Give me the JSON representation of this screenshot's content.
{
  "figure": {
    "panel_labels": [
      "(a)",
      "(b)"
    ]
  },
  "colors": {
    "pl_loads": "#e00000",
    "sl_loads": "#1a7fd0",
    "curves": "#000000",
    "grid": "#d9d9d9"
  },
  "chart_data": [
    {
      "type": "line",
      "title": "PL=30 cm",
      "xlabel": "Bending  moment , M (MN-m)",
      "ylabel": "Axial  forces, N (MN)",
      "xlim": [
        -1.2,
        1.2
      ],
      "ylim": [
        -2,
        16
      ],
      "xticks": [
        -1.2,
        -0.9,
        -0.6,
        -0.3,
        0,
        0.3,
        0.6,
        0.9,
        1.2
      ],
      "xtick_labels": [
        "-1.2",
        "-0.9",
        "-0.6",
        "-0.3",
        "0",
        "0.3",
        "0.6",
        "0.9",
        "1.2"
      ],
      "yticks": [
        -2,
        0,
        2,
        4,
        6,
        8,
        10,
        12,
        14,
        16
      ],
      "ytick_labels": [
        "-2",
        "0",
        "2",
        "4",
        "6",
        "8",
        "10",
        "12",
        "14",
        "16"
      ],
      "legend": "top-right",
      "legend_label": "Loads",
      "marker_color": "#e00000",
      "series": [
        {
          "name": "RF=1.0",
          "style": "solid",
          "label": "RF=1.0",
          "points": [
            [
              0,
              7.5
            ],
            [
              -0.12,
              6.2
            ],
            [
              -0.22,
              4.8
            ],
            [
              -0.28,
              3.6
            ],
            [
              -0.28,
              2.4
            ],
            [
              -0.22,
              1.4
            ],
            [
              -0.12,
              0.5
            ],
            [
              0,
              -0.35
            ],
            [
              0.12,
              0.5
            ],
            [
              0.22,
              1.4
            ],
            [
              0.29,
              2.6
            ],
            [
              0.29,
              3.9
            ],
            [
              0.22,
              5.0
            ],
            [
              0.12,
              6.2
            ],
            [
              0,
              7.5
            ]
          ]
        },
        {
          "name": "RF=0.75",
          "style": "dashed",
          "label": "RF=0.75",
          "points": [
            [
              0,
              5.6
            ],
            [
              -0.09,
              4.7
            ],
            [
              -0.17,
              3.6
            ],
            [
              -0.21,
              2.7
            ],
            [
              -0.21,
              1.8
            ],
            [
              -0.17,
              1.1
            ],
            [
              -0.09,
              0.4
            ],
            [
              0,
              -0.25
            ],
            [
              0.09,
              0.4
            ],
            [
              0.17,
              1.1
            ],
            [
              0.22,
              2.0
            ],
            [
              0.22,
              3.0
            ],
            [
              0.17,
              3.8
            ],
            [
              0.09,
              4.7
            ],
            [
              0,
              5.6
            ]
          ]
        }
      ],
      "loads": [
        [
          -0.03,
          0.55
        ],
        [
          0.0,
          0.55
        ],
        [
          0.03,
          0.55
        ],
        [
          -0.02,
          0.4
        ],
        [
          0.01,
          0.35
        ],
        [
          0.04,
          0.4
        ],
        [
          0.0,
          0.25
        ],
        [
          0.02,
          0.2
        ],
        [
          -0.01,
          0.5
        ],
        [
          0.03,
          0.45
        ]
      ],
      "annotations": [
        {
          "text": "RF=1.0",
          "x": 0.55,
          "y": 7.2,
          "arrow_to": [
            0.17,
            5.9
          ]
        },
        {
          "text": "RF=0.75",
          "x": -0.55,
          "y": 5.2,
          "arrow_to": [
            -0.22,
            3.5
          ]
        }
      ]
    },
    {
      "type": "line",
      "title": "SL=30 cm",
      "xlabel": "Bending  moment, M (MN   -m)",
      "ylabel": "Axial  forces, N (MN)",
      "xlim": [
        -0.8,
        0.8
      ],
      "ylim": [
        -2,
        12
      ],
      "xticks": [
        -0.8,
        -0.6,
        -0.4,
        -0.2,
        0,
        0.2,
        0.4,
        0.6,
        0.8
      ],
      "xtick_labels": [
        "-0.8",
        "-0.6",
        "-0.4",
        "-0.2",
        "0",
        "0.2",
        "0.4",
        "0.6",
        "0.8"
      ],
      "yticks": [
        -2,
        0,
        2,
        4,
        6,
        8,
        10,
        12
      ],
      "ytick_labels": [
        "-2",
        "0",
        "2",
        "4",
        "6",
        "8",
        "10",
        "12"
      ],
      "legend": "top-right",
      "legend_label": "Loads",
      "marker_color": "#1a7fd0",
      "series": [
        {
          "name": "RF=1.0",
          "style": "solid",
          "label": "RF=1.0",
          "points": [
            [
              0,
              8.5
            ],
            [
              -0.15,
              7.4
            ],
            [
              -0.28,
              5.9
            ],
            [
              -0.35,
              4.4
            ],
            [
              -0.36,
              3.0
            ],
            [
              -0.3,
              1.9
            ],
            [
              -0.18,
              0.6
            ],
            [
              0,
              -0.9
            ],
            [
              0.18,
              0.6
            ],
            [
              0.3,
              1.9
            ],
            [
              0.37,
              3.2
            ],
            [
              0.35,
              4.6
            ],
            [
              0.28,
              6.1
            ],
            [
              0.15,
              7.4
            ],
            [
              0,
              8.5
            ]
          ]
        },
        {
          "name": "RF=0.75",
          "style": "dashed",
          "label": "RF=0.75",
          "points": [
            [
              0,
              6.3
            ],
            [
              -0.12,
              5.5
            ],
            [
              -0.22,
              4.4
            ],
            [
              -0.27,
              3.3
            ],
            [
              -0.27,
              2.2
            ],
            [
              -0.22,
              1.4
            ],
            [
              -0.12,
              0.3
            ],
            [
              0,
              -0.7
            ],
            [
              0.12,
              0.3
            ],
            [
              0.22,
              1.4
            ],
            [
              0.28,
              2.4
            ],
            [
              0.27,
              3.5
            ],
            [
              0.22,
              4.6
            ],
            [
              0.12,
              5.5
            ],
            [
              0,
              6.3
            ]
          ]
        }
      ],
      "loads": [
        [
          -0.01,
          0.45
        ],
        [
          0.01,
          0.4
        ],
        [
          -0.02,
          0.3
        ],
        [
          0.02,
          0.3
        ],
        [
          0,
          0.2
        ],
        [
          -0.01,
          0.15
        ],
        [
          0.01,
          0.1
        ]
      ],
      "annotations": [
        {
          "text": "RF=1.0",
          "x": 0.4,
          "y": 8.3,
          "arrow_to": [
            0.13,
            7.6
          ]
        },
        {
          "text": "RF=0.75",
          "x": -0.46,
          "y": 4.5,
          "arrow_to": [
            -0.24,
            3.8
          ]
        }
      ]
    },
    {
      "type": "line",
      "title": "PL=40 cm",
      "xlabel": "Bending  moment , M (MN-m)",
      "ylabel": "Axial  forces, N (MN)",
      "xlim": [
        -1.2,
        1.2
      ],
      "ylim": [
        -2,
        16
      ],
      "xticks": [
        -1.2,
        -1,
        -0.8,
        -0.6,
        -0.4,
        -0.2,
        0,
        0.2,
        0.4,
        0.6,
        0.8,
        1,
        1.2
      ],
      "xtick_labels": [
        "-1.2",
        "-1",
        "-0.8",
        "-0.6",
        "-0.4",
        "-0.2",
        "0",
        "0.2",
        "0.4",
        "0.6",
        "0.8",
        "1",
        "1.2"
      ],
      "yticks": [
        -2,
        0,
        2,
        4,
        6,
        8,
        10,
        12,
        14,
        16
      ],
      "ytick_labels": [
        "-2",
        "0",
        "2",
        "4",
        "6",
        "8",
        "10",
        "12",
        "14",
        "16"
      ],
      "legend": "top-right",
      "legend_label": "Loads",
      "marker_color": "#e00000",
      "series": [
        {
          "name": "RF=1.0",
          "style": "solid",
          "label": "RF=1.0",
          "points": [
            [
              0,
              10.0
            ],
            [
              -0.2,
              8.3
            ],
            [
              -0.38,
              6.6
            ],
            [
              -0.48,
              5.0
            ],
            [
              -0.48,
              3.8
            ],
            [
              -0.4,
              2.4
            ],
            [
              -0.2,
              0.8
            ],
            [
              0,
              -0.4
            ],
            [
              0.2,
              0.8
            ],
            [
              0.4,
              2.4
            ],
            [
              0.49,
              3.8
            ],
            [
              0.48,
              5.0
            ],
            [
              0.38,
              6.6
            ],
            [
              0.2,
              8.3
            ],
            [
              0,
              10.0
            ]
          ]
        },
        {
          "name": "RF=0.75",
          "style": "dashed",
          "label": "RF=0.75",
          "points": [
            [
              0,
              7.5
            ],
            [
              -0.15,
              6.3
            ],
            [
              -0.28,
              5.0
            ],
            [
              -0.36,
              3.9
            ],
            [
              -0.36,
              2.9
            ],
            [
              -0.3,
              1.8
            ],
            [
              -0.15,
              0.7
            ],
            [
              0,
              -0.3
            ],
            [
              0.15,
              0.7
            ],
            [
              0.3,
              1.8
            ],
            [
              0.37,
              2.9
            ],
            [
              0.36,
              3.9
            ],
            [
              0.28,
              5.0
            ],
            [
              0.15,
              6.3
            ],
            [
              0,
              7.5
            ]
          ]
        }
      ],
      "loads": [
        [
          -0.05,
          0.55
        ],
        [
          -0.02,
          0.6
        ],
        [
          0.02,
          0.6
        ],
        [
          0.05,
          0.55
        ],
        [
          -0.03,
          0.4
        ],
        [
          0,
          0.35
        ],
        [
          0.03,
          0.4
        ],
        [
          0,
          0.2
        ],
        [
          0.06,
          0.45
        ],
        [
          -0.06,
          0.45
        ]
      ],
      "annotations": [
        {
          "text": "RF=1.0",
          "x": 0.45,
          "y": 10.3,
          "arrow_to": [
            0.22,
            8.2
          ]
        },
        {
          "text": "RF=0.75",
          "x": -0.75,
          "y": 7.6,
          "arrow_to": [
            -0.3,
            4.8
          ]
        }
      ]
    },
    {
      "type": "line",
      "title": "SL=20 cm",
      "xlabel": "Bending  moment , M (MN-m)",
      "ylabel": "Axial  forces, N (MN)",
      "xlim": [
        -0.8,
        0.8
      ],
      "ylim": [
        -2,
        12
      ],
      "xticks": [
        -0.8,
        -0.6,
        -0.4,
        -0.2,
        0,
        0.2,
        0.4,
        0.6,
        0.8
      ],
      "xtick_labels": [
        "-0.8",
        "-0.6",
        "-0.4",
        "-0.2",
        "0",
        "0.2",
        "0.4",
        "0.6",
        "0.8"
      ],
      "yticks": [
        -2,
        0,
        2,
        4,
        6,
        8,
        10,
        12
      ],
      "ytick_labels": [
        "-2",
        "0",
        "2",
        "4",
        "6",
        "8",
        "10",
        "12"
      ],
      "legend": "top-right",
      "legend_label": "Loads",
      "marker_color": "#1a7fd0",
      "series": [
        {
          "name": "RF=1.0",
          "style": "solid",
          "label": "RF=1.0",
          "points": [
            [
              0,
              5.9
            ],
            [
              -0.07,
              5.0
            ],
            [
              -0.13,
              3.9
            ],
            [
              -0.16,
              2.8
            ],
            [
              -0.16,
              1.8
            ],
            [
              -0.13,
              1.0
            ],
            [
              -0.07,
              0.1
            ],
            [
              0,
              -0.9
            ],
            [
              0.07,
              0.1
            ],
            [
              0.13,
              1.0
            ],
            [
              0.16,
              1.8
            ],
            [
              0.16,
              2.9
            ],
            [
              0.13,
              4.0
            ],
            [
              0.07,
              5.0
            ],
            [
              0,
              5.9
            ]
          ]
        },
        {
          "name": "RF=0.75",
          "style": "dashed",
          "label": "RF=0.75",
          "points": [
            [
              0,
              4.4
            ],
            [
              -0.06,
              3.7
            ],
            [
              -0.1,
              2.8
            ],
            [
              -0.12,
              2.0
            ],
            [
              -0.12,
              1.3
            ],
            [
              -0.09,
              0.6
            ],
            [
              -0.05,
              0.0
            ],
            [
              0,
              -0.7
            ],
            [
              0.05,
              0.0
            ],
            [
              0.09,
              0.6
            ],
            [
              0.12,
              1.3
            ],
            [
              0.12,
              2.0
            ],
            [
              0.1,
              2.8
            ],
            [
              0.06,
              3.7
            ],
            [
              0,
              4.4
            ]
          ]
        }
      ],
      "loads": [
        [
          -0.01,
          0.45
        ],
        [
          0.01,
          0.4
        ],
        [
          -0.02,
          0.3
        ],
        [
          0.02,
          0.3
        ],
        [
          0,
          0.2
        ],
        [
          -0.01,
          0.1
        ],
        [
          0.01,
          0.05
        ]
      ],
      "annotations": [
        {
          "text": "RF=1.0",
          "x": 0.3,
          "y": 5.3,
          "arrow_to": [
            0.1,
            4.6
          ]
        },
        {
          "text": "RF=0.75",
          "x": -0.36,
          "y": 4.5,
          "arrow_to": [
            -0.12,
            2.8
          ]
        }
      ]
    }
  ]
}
++++
▶ **What to produce**
Point out every line holding the string "title" and copy it.

▶ **Answer in full**
      "title": "PL=30 cm",
      "title": "SL=30 cm",
      "title": "PL=40 cm",
      "title": "SL=20 cm",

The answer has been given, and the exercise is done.